PROBLEM ->
Pull every line containing the word "this" from the records.

Entries from a visual dataset:
* * * * * * *

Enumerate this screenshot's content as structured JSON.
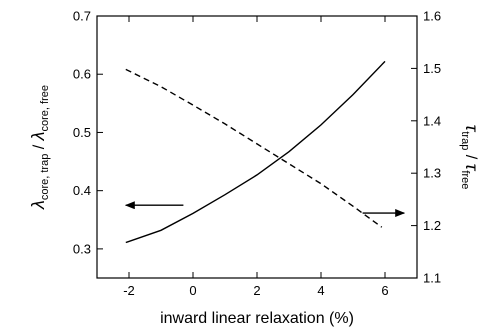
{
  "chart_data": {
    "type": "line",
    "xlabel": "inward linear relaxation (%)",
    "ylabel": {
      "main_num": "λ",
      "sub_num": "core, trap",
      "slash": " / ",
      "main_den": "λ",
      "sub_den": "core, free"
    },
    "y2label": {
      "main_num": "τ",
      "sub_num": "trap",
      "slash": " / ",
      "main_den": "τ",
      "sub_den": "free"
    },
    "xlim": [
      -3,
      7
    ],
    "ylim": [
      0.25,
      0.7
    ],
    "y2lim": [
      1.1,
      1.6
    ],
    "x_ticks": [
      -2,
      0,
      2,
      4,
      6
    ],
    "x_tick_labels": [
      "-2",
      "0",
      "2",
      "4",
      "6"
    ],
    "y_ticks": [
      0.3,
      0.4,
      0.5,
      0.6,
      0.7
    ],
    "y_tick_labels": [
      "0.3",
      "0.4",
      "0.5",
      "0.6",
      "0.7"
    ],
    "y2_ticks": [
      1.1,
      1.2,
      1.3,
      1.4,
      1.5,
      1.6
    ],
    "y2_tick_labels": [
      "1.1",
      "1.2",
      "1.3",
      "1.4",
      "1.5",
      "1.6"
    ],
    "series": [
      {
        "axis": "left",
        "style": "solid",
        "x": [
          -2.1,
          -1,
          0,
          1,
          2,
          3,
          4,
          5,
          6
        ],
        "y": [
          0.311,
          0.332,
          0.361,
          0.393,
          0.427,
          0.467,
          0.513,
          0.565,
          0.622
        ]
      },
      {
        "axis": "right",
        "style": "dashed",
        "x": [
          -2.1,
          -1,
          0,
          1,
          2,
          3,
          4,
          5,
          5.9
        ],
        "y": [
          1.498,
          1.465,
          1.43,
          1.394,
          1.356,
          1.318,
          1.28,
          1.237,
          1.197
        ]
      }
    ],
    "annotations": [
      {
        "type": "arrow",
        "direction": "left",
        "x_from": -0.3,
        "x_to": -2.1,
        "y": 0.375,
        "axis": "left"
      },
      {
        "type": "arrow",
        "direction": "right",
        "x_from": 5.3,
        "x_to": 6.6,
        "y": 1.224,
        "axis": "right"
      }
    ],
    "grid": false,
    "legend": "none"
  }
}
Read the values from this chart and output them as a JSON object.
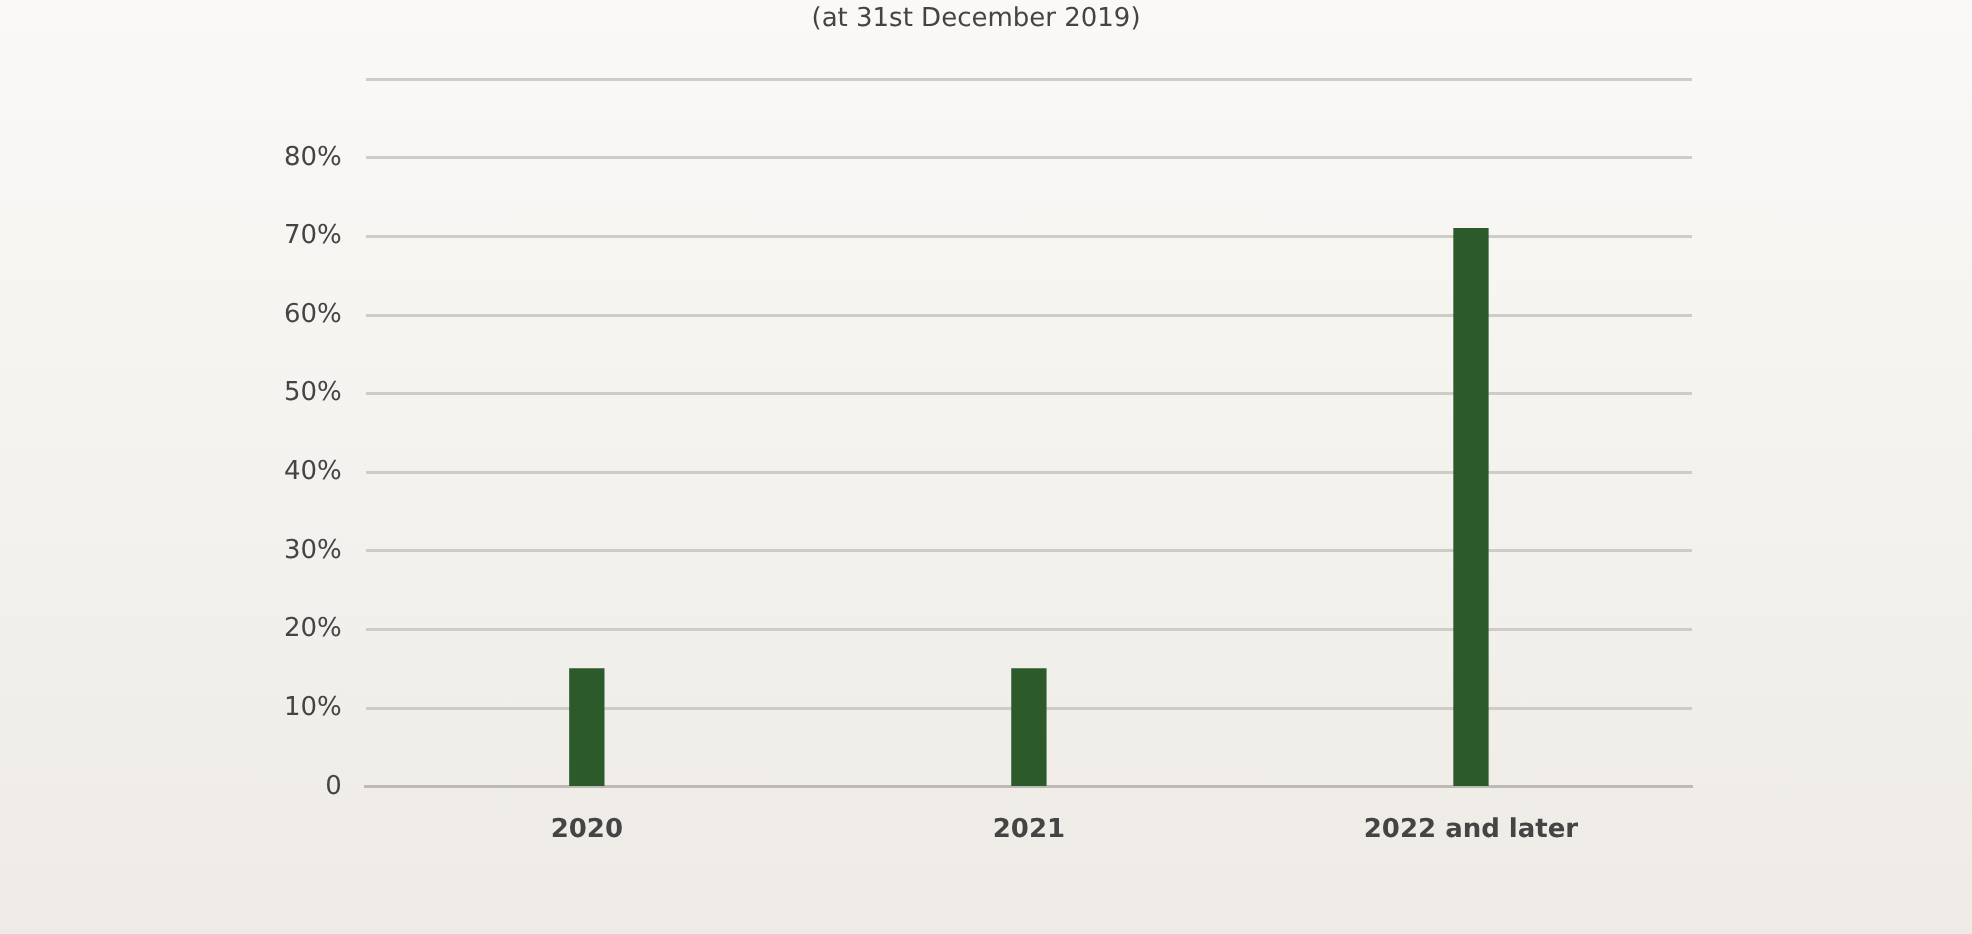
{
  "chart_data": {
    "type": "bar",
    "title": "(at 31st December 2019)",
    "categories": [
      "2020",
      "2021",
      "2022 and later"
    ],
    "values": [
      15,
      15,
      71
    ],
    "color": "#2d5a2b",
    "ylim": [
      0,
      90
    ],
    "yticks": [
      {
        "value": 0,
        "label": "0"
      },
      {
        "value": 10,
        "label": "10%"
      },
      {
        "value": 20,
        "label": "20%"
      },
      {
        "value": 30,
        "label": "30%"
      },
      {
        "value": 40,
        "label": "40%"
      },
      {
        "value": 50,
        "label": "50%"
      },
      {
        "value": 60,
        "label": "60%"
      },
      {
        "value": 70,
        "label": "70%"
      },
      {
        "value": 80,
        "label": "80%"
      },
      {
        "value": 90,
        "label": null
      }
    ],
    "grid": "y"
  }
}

* * * * * * *

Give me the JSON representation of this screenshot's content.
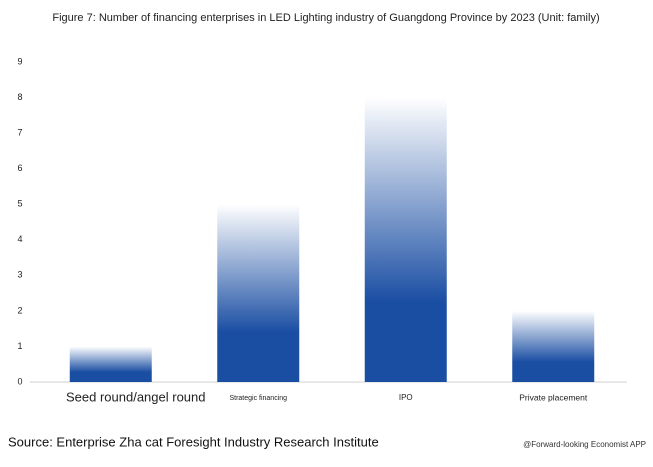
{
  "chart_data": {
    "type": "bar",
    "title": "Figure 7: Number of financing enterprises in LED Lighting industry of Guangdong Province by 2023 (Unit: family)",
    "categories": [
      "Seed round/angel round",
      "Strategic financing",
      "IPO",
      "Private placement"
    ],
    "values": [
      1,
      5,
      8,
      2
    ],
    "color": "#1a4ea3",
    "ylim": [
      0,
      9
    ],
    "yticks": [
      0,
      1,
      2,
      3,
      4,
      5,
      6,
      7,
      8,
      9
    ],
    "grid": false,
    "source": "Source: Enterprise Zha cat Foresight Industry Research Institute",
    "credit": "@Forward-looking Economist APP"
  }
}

* * * * * * *

SOLVED EXERCISE ->
Enumerate this screenshot's content as structured JSON.
Read the values from this chart and output them as a JSON object.
Give me the JSON representation of this screenshot's content.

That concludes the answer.